■ Instructions for the task ■
Would you copy out the whole listing exactly as given?

■ Dataset records ■

*****

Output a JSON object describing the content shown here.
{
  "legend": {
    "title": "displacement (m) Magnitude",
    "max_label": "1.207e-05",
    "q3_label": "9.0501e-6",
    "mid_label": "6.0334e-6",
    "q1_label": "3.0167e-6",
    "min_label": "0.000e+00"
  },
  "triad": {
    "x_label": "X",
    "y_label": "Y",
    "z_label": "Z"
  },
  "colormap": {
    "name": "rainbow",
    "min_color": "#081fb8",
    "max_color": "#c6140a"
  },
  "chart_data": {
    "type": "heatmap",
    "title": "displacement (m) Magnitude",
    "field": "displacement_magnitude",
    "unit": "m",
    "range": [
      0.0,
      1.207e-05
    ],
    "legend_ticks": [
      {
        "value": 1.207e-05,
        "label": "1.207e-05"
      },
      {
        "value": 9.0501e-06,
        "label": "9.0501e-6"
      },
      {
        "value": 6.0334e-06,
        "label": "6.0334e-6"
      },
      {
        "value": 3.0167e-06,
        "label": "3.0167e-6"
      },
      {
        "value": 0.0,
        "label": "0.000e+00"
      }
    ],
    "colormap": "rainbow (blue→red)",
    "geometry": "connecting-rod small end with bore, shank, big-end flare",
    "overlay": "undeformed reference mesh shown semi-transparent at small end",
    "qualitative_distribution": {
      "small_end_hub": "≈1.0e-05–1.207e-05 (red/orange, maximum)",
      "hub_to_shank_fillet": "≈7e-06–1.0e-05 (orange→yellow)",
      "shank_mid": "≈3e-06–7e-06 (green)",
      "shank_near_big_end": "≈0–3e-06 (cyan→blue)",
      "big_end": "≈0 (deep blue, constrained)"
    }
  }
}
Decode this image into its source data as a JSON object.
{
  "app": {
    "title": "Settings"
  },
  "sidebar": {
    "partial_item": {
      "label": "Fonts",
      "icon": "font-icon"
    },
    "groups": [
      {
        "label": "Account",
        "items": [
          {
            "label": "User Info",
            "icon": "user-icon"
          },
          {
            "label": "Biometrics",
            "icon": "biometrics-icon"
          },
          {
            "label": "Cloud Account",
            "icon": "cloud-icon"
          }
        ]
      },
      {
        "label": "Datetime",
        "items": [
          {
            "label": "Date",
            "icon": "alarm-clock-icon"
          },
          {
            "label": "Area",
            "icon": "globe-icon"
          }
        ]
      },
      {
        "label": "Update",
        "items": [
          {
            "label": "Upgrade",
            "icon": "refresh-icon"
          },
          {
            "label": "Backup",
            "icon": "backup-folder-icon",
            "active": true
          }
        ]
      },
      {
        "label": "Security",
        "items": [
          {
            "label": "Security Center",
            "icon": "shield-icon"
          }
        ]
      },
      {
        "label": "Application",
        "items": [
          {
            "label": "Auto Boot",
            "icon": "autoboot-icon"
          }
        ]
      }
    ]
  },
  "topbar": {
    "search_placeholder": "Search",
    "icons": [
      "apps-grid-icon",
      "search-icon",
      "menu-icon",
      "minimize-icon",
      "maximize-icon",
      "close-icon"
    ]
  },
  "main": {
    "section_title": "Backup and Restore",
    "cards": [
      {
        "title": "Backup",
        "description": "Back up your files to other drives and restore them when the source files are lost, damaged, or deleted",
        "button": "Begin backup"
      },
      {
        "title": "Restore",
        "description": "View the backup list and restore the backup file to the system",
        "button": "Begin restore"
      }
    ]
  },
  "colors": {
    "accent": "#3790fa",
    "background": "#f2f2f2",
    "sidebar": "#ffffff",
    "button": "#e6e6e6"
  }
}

*****

■ Solution to the problem ■
Output a JSON object describing the content shown here.
{
  "legend": {
    "title": "displacement (m) Magnitude",
    "max_label": "1.207e-05",
    "q3_label": "9.0501e-6",
    "mid_label": "6.0334e-6",
    "q1_label": "3.0167e-6",
    "min_label": "0.000e+00"
  },
  "triad": {
    "x_label": "X",
    "y_label": "Y",
    "z_label": "Z"
  },
  "colormap": {
    "name": "rainbow",
    "min_color": "#081fb8",
    "max_color": "#c6140a"
  },
  "chart_data": {
    "type": "heatmap",
    "title": "displacement (m) Magnitude",
    "field": "displacement_magnitude",
    "unit": "m",
    "range": [
      0.0,
      1.207e-05
    ],
    "legend_ticks": [
      {
        "value": 1.207e-05,
        "label": "1.207e-05"
      },
      {
        "value": 9.0501e-06,
        "label": "9.0501e-6"
      },
      {
        "value": 6.0334e-06,
        "label": "6.0334e-6"
      },
      {
        "value": 3.0167e-06,
        "label": "3.0167e-6"
      },
      {
        "value": 0.0,
        "label": "0.000e+00"
      }
    ],
    "colormap": "rainbow (blue→red)",
    "geometry": "connecting-rod small end with bore, shank, big-end flare",
    "overlay": "undeformed reference mesh shown semi-transparent at small end",
    "qualitative_distribution": {
      "small_end_hub": "≈1.0e-05–1.207e-05 (red/orange, maximum)",
      "hub_to_shank_fillet": "≈7e-06–1.0e-05 (orange→yellow)",
      "shank_mid": "≈3e-06–7e-06 (green)",
      "shank_near_big_end": "≈0–3e-06 (cyan→blue)",
      "big_end": "≈0 (deep blue, constrained)"
    }
  }
}
Decode this image into its source data as a JSON object.
{
  "app": {
    "title": "Settings"
  },
  "sidebar": {
    "partial_item": {
      "label": "Fonts",
      "icon": "font-icon"
    },
    "groups": [
      {
        "label": "Account",
        "items": [
          {
            "label": "User Info",
            "icon": "user-icon"
          },
          {
            "label": "Biometrics",
            "icon": "biometrics-icon"
          },
          {
            "label": "Cloud Account",
            "icon": "cloud-icon"
          }
        ]
      },
      {
        "label": "Datetime",
        "items": [
          {
            "label": "Date",
            "icon": "alarm-clock-icon"
          },
          {
            "label": "Area",
            "icon": "globe-icon"
          }
        ]
      },
      {
        "label": "Update",
        "items": [
          {
            "label": "Upgrade",
            "icon": "refresh-icon"
          },
          {
            "label": "Backup",
            "icon": "backup-folder-icon",
            "active": true
          }
        ]
      },
      {
        "label": "Security",
        "items": [
          {
            "label": "Security Center",
            "icon": "shield-icon"
          }
        ]
      },
      {
        "label": "Application",
        "items": [
          {
            "label": "Auto Boot",
            "icon": "autoboot-icon"
          }
        ]
      }
    ]
  },
  "topbar": {
    "search_placeholder": "Search",
    "icons": [
      "apps-grid-icon",
      "search-icon",
      "menu-icon",
      "minimize-icon",
      "maximize-icon",
      "close-icon"
    ]
  },
  "main": {
    "section_title": "Backup and Restore",
    "cards": [
      {
        "title": "Backup",
        "description": "Back up your files to other drives and restore them when the source files are lost, damaged, or deleted",
        "button": "Begin backup"
      },
      {
        "title": "Restore",
        "description": "View the backup list and restore the backup file to the system",
        "button": "Begin restore"
      }
    ]
  },
  "colors": {
    "accent": "#3790fa",
    "background": "#f2f2f2",
    "sidebar": "#ffffff",
    "button": "#e6e6e6"
  }
}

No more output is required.